[PROBLEM TO SOLVE]:
Only the pictures are omitted; repeat all other data exactly.

──────── EXTRACTED RECORDS ────────

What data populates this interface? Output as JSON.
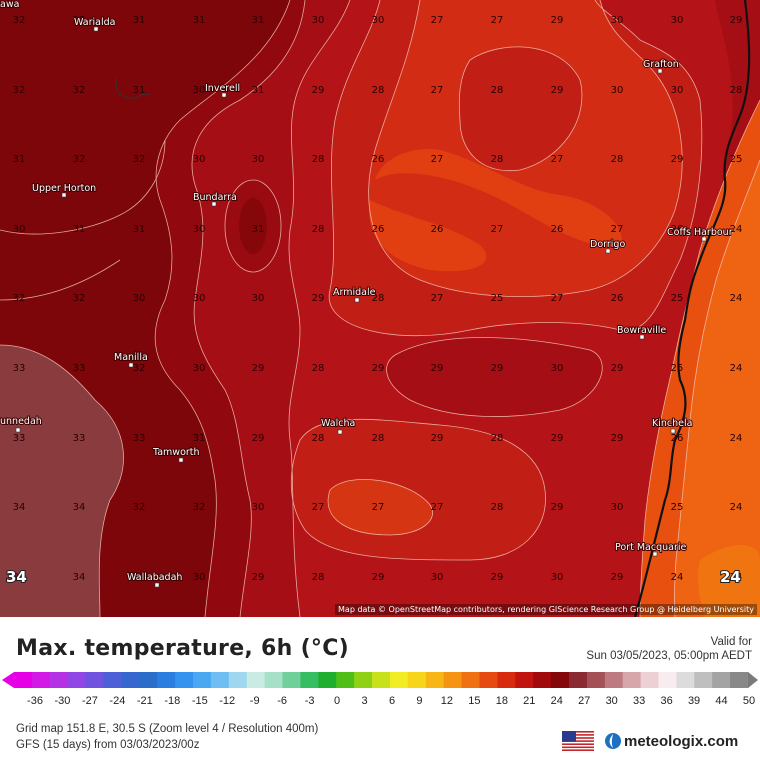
{
  "map": {
    "attribution": "Map data © OpenStreetMap contributors, rendering GIScience Research Group @ Heidelberg University",
    "corner_values": {
      "left": "34",
      "right": "24"
    },
    "cities": [
      {
        "name": "Warialda",
        "id": "warialda"
      },
      {
        "name": "Inverell",
        "id": "inverell"
      },
      {
        "name": "Upper Horton",
        "id": "upper-horton"
      },
      {
        "name": "Bundarra",
        "id": "bundarra"
      },
      {
        "name": "Armidale",
        "id": "armidale"
      },
      {
        "name": "Manilla",
        "id": "manilla"
      },
      {
        "name": "unnedah",
        "id": "gunnedah"
      },
      {
        "name": "Tamworth",
        "id": "tamworth"
      },
      {
        "name": "Walcha",
        "id": "walcha"
      },
      {
        "name": "Wallabadah",
        "id": "wallabadah"
      },
      {
        "name": "Grafton",
        "id": "grafton"
      },
      {
        "name": "Coffs Harbour",
        "id": "coffs-harbour"
      },
      {
        "name": "Dorrigo",
        "id": "dorrigo"
      },
      {
        "name": "Bowraville",
        "id": "bowraville"
      },
      {
        "name": "Kinchela",
        "id": "kinchela"
      },
      {
        "name": "Port Macquarie",
        "id": "port-macquarie"
      },
      {
        "name": "awa",
        "id": "edge-top-left"
      }
    ],
    "grid_rows": [
      [
        "32",
        "32",
        "31",
        "31",
        "31",
        "30",
        "30",
        "27",
        "27",
        "29",
        "30",
        "30",
        "29"
      ],
      [
        "32",
        "32",
        "31",
        "30",
        "31",
        "29",
        "28",
        "27",
        "28",
        "29",
        "30",
        "30",
        "28"
      ],
      [
        "31",
        "32",
        "32",
        "30",
        "30",
        "28",
        "26",
        "27",
        "28",
        "27",
        "28",
        "29",
        "25"
      ],
      [
        "30",
        "31",
        "31",
        "30",
        "31",
        "28",
        "26",
        "26",
        "27",
        "26",
        "27",
        "26",
        "24"
      ],
      [
        "32",
        "32",
        "30",
        "30",
        "30",
        "29",
        "28",
        "27",
        "25",
        "27",
        "26",
        "25",
        "24"
      ],
      [
        "33",
        "33",
        "32",
        "30",
        "29",
        "28",
        "29",
        "29",
        "29",
        "30",
        "29",
        "25",
        "24"
      ],
      [
        "33",
        "33",
        "33",
        "31",
        "29",
        "28",
        "28",
        "29",
        "28",
        "29",
        "29",
        "26",
        "24"
      ],
      [
        "34",
        "34",
        "32",
        "32",
        "30",
        "27",
        "27",
        "27",
        "28",
        "29",
        "30",
        "25",
        "24"
      ],
      [
        "34",
        "34",
        "33",
        "30",
        "29",
        "28",
        "29",
        "30",
        "29",
        "30",
        "29",
        "24",
        "24"
      ]
    ]
  },
  "title": "Max. temperature, 6h (°C)",
  "valid": {
    "label": "Valid for",
    "time": "Sun 03/05/2023, 05:00pm AEDT"
  },
  "legend": {
    "labels": [
      "-36",
      "-30",
      "-27",
      "-24",
      "-21",
      "-18",
      "-15",
      "-12",
      "-9",
      "-6",
      "-3",
      "0",
      "3",
      "6",
      "9",
      "12",
      "15",
      "18",
      "21",
      "24",
      "27",
      "30",
      "33",
      "36",
      "39",
      "44",
      "50"
    ]
  },
  "footer": {
    "grid_info": "Grid map 151.8 E, 30.5 S (Zoom level 4 / Resolution 400m)",
    "run_info": "GFS (15 days) from 03/03/2023/00z",
    "brand": "meteologix.com",
    "flag": "us-flag-icon"
  },
  "colors": {
    "very_hot": "#7a0008",
    "hot": "#9c0f14",
    "warm": "#b8161a",
    "mild": "#cf2a14",
    "cool": "#e24012",
    "coolest": "#ee6412",
    "max_zone": "#8a3b3e"
  }
}
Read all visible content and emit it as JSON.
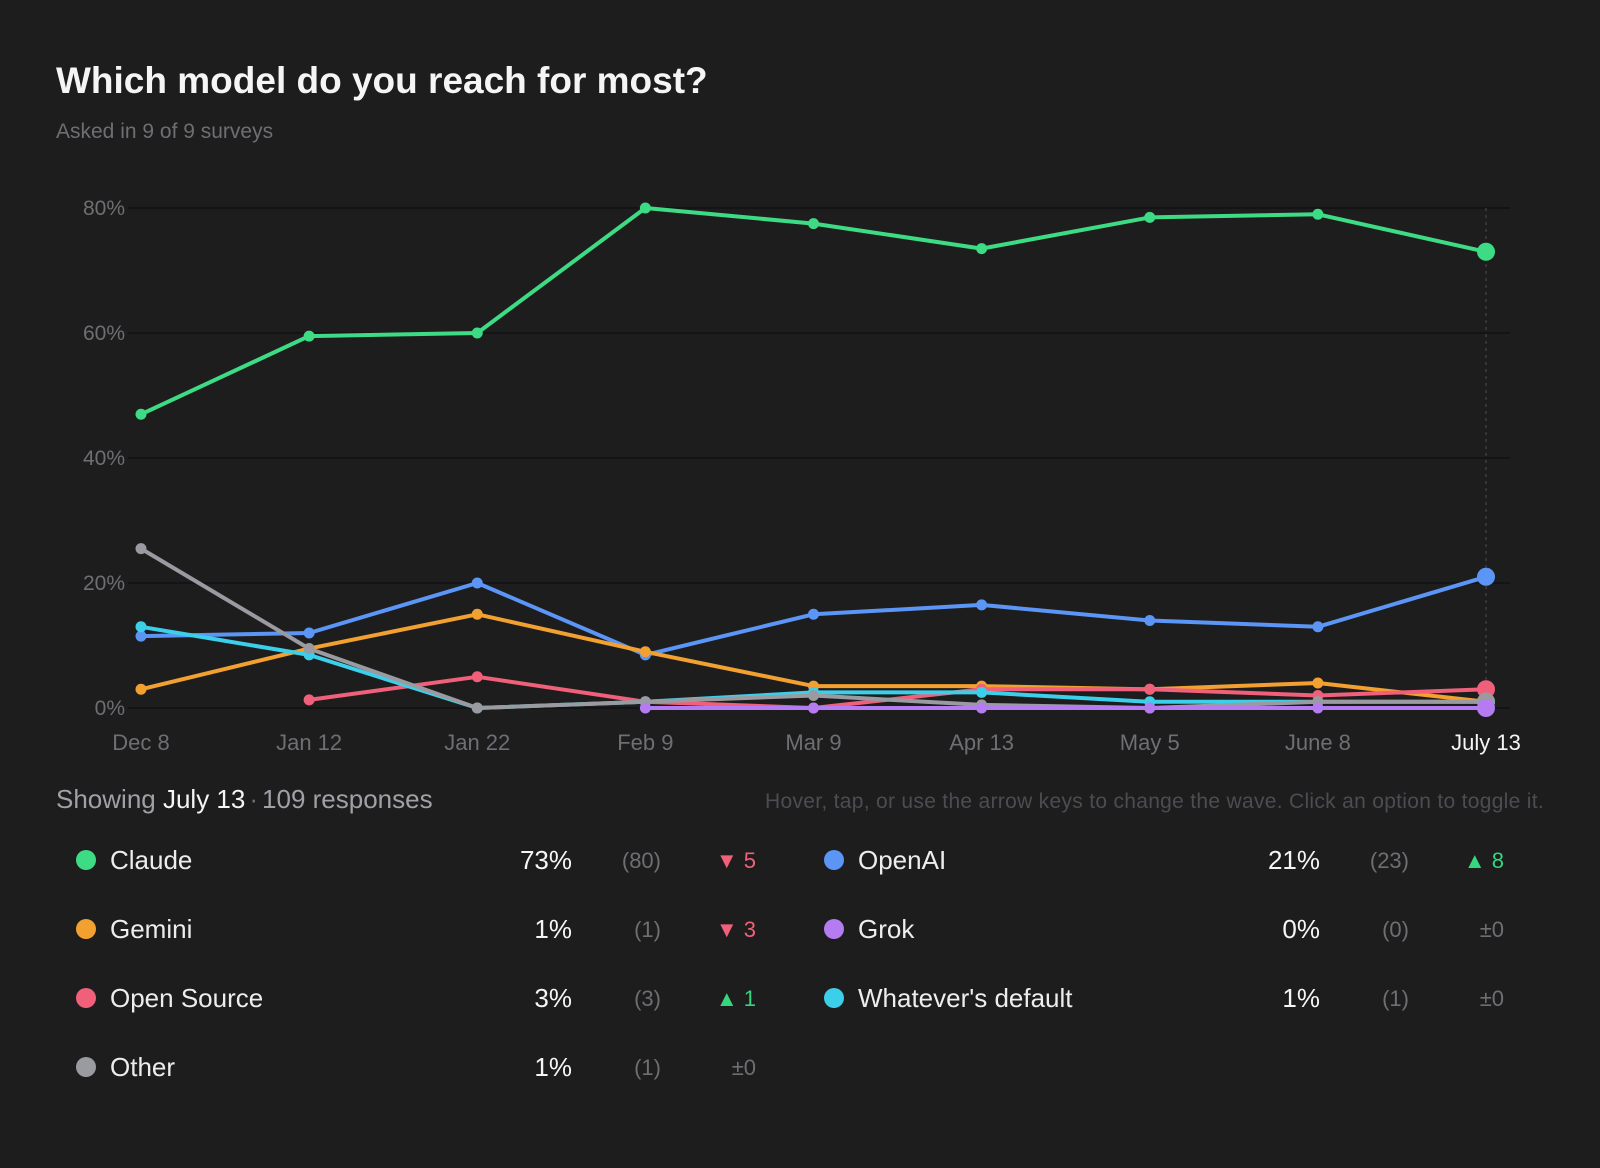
{
  "header": {
    "title": "Which model do you reach for most?",
    "subtitle": "Asked in 9 of 9 surveys"
  },
  "status": {
    "prefix": "Showing",
    "date": "July 13",
    "separator": "·",
    "responses": "109 responses",
    "hint": "Hover, tap, or use the arrow keys to change the wave. Click an option to toggle it."
  },
  "legend": [
    {
      "name": "Claude",
      "pct": "73%",
      "count": "(80)",
      "delta": "▼ 5",
      "trend": "down",
      "color": "#3ddc84"
    },
    {
      "name": "OpenAI",
      "pct": "21%",
      "count": "(23)",
      "delta": "▲ 8",
      "trend": "up",
      "color": "#5b95f5"
    },
    {
      "name": "Gemini",
      "pct": "1%",
      "count": "(1)",
      "delta": "▼ 3",
      "trend": "down",
      "color": "#f2a030"
    },
    {
      "name": "Grok",
      "pct": "0%",
      "count": "(0)",
      "delta": "±0",
      "trend": "flat",
      "color": "#b57bf0"
    },
    {
      "name": "Open Source",
      "pct": "3%",
      "count": "(3)",
      "delta": "▲ 1",
      "trend": "up",
      "color": "#f0607a"
    },
    {
      "name": "Whatever's default",
      "pct": "1%",
      "count": "(1)",
      "delta": "±0",
      "trend": "flat",
      "color": "#3ccfea"
    },
    {
      "name": "Other",
      "pct": "1%",
      "count": "(1)",
      "delta": "±0",
      "trend": "flat",
      "color": "#9a9ba1"
    }
  ],
  "chart_data": {
    "type": "line",
    "x": [
      "Dec 8",
      "Jan 12",
      "Jan 22",
      "Feb 9",
      "Mar 9",
      "Apr 13",
      "May 5",
      "June 8",
      "July 13"
    ],
    "y_ticks": [
      "0%",
      "20%",
      "40%",
      "60%",
      "80%"
    ],
    "ylim": [
      0,
      80
    ],
    "grid": true,
    "selected_index": 8,
    "series": [
      {
        "name": "Claude",
        "color": "#3ddc84",
        "values": [
          47,
          59.5,
          60,
          80,
          77.5,
          73.5,
          78.5,
          79,
          73
        ]
      },
      {
        "name": "OpenAI",
        "color": "#5b95f5",
        "values": [
          11.5,
          12,
          20,
          8.5,
          15,
          16.5,
          14,
          13,
          21
        ]
      },
      {
        "name": "Gemini",
        "color": "#f2a030",
        "values": [
          3,
          9.5,
          15,
          9,
          3.5,
          3.5,
          3,
          4,
          1
        ]
      },
      {
        "name": "Open Source",
        "color": "#f0607a",
        "values": [
          null,
          1.3,
          5,
          1,
          0,
          3,
          3,
          2,
          3
        ]
      },
      {
        "name": "Whatever's default",
        "color": "#3ccfea",
        "values": [
          13,
          8.5,
          0,
          1,
          2.5,
          2.5,
          1,
          1,
          1
        ]
      },
      {
        "name": "Other",
        "color": "#9a9ba1",
        "values": [
          25.5,
          9.5,
          0,
          1,
          2,
          0.5,
          0,
          1,
          1
        ]
      },
      {
        "name": "Grok",
        "color": "#b57bf0",
        "values": [
          null,
          null,
          null,
          0,
          0,
          0,
          0,
          0,
          0
        ]
      }
    ]
  }
}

────────

[EXPECTED ANSWER]:
What data populates this interface? Output as JSON.
{
  "map": {
    "attribution": "Map data © OpenStreetMap contributors, rendering GIScience Research Group @ Heidelberg University",
    "corner_values": {
      "left": "34",
      "right": "24"
    },
    "cities": [
      {
        "name": "Warialda",
        "id": "warialda"
      },
      {
        "name": "Inverell",
        "id": "inverell"
      },
      {
        "name": "Upper Horton",
        "id": "upper-horton"
      },
      {
        "name": "Bundarra",
        "id": "bundarra"
      },
      {
        "name": "Armidale",
        "id": "armidale"
      },
      {
        "name": "Manilla",
        "id": "manilla"
      },
      {
        "name": "unnedah",
        "id": "gunnedah"
      },
      {
        "name": "Tamworth",
        "id": "tamworth"
      },
      {
        "name": "Walcha",
        "id": "walcha"
      },
      {
        "name": "Wallabadah",
        "id": "wallabadah"
      },
      {
        "name": "Grafton",
        "id": "grafton"
      },
      {
        "name": "Coffs Harbour",
        "id": "coffs-harbour"
      },
      {
        "name": "Dorrigo",
        "id": "dorrigo"
      },
      {
        "name": "Bowraville",
        "id": "bowraville"
      },
      {
        "name": "Kinchela",
        "id": "kinchela"
      },
      {
        "name": "Port Macquarie",
        "id": "port-macquarie"
      },
      {
        "name": "awa",
        "id": "edge-top-left"
      }
    ],
    "grid_rows": [
      [
        "32",
        "32",
        "31",
        "31",
        "31",
        "30",
        "30",
        "27",
        "27",
        "29",
        "30",
        "30",
        "29"
      ],
      [
        "32",
        "32",
        "31",
        "30",
        "31",
        "29",
        "28",
        "27",
        "28",
        "29",
        "30",
        "30",
        "28"
      ],
      [
        "31",
        "32",
        "32",
        "30",
        "30",
        "28",
        "26",
        "27",
        "28",
        "27",
        "28",
        "29",
        "25"
      ],
      [
        "30",
        "31",
        "31",
        "30",
        "31",
        "28",
        "26",
        "26",
        "27",
        "26",
        "27",
        "26",
        "24"
      ],
      [
        "32",
        "32",
        "30",
        "30",
        "30",
        "29",
        "28",
        "27",
        "25",
        "27",
        "26",
        "25",
        "24"
      ],
      [
        "33",
        "33",
        "32",
        "30",
        "29",
        "28",
        "29",
        "29",
        "29",
        "30",
        "29",
        "25",
        "24"
      ],
      [
        "33",
        "33",
        "33",
        "31",
        "29",
        "28",
        "28",
        "29",
        "28",
        "29",
        "29",
        "26",
        "24"
      ],
      [
        "34",
        "34",
        "32",
        "32",
        "30",
        "27",
        "27",
        "27",
        "28",
        "29",
        "30",
        "25",
        "24"
      ],
      [
        "34",
        "34",
        "33",
        "30",
        "29",
        "28",
        "29",
        "30",
        "29",
        "30",
        "29",
        "24",
        "24"
      ]
    ]
  },
  "title": "Max. temperature, 6h (°C)",
  "valid": {
    "label": "Valid for",
    "time": "Sun 03/05/2023, 05:00pm AEDT"
  },
  "legend": {
    "labels": [
      "-36",
      "-30",
      "-27",
      "-24",
      "-21",
      "-18",
      "-15",
      "-12",
      "-9",
      "-6",
      "-3",
      "0",
      "3",
      "6",
      "9",
      "12",
      "15",
      "18",
      "21",
      "24",
      "27",
      "30",
      "33",
      "36",
      "39",
      "44",
      "50"
    ]
  },
  "footer": {
    "grid_info": "Grid map 151.8 E, 30.5 S (Zoom level 4 / Resolution 400m)",
    "run_info": "GFS (15 days) from 03/03/2023/00z",
    "brand": "meteologix.com",
    "flag": "us-flag-icon"
  },
  "colors": {
    "very_hot": "#7a0008",
    "hot": "#9c0f14",
    "warm": "#b8161a",
    "mild": "#cf2a14",
    "cool": "#e24012",
    "coolest": "#ee6412",
    "max_zone": "#8a3b3e"
  }
}
Read all visible content and emit it as JSON.
{
  "header": {
    "title": "Which model do you reach for most?",
    "subtitle": "Asked in 9 of 9 surveys"
  },
  "status": {
    "prefix": "Showing",
    "date": "July 13",
    "separator": "·",
    "responses": "109 responses",
    "hint": "Hover, tap, or use the arrow keys to change the wave. Click an option to toggle it."
  },
  "legend": [
    {
      "name": "Claude",
      "pct": "73%",
      "count": "(80)",
      "delta": "▼ 5",
      "trend": "down",
      "color": "#3ddc84"
    },
    {
      "name": "OpenAI",
      "pct": "21%",
      "count": "(23)",
      "delta": "▲ 8",
      "trend": "up",
      "color": "#5b95f5"
    },
    {
      "name": "Gemini",
      "pct": "1%",
      "count": "(1)",
      "delta": "▼ 3",
      "trend": "down",
      "color": "#f2a030"
    },
    {
      "name": "Grok",
      "pct": "0%",
      "count": "(0)",
      "delta": "±0",
      "trend": "flat",
      "color": "#b57bf0"
    },
    {
      "name": "Open Source",
      "pct": "3%",
      "count": "(3)",
      "delta": "▲ 1",
      "trend": "up",
      "color": "#f0607a"
    },
    {
      "name": "Whatever's default",
      "pct": "1%",
      "count": "(1)",
      "delta": "±0",
      "trend": "flat",
      "color": "#3ccfea"
    },
    {
      "name": "Other",
      "pct": "1%",
      "count": "(1)",
      "delta": "±0",
      "trend": "flat",
      "color": "#9a9ba1"
    }
  ],
  "chart_data": {
    "type": "line",
    "x": [
      "Dec 8",
      "Jan 12",
      "Jan 22",
      "Feb 9",
      "Mar 9",
      "Apr 13",
      "May 5",
      "June 8",
      "July 13"
    ],
    "y_ticks": [
      "0%",
      "20%",
      "40%",
      "60%",
      "80%"
    ],
    "ylim": [
      0,
      80
    ],
    "grid": true,
    "selected_index": 8,
    "series": [
      {
        "name": "Claude",
        "color": "#3ddc84",
        "values": [
          47,
          59.5,
          60,
          80,
          77.5,
          73.5,
          78.5,
          79,
          73
        ]
      },
      {
        "name": "OpenAI",
        "color": "#5b95f5",
        "values": [
          11.5,
          12,
          20,
          8.5,
          15,
          16.5,
          14,
          13,
          21
        ]
      },
      {
        "name": "Gemini",
        "color": "#f2a030",
        "values": [
          3,
          9.5,
          15,
          9,
          3.5,
          3.5,
          3,
          4,
          1
        ]
      },
      {
        "name": "Open Source",
        "color": "#f0607a",
        "values": [
          null,
          1.3,
          5,
          1,
          0,
          3,
          3,
          2,
          3
        ]
      },
      {
        "name": "Whatever's default",
        "color": "#3ccfea",
        "values": [
          13,
          8.5,
          0,
          1,
          2.5,
          2.5,
          1,
          1,
          1
        ]
      },
      {
        "name": "Other",
        "color": "#9a9ba1",
        "values": [
          25.5,
          9.5,
          0,
          1,
          2,
          0.5,
          0,
          1,
          1
        ]
      },
      {
        "name": "Grok",
        "color": "#b57bf0",
        "values": [
          null,
          null,
          null,
          0,
          0,
          0,
          0,
          0,
          0
        ]
      }
    ]
  }
}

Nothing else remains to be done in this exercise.